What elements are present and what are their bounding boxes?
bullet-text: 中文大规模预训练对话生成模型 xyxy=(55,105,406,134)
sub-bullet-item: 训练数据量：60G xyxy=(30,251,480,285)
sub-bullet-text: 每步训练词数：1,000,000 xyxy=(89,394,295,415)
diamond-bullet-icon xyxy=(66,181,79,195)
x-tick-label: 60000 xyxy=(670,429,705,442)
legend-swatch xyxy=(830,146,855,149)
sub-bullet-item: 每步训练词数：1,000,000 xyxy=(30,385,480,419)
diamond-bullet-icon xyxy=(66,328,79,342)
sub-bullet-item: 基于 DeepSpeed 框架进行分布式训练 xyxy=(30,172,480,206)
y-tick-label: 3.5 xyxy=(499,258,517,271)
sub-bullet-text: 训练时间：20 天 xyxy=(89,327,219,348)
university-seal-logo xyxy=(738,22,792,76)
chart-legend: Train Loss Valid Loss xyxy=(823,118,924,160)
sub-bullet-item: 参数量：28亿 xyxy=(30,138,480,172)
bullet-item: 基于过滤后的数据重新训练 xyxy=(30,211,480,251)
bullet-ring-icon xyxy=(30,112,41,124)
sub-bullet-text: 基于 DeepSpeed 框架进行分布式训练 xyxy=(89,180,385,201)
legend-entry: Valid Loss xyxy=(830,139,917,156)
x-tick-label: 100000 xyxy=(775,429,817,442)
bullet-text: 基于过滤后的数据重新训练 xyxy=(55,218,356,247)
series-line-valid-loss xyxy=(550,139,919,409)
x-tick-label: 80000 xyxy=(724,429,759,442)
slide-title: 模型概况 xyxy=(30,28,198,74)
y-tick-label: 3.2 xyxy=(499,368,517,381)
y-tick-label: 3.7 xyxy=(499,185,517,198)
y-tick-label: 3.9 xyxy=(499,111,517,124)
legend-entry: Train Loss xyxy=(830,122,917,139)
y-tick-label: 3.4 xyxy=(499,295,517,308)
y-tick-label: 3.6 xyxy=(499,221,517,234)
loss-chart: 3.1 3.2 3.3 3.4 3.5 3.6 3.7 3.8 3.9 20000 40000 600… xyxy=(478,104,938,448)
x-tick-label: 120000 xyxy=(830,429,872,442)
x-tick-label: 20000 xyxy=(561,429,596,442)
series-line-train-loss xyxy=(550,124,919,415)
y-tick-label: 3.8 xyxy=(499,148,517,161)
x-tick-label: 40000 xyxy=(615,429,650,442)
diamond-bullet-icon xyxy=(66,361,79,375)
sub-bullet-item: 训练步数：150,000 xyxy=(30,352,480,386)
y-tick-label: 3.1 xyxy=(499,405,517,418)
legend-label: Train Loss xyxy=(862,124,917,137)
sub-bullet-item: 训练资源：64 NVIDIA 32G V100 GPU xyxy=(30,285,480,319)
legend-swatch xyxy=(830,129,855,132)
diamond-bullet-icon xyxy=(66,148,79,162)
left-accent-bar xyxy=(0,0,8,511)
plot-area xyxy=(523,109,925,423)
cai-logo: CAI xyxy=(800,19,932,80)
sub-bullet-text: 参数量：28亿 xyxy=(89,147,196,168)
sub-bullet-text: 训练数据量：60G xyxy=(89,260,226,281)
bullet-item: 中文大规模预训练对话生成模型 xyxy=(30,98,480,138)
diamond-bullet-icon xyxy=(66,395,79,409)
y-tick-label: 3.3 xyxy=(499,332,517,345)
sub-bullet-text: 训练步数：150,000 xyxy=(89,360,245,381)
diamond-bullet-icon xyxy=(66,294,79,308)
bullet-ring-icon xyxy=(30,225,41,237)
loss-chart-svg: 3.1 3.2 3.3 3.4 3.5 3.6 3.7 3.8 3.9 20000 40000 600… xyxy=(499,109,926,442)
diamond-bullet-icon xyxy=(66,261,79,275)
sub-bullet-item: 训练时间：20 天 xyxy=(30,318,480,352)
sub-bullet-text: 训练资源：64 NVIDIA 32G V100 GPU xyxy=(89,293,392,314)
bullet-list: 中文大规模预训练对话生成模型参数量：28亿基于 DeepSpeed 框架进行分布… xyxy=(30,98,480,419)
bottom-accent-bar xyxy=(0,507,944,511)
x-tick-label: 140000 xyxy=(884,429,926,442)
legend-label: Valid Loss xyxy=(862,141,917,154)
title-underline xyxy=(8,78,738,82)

Problem.
Count the lines in the entries above that contain the string "swatch", and reply with the number alone.

Response to this exercise.
2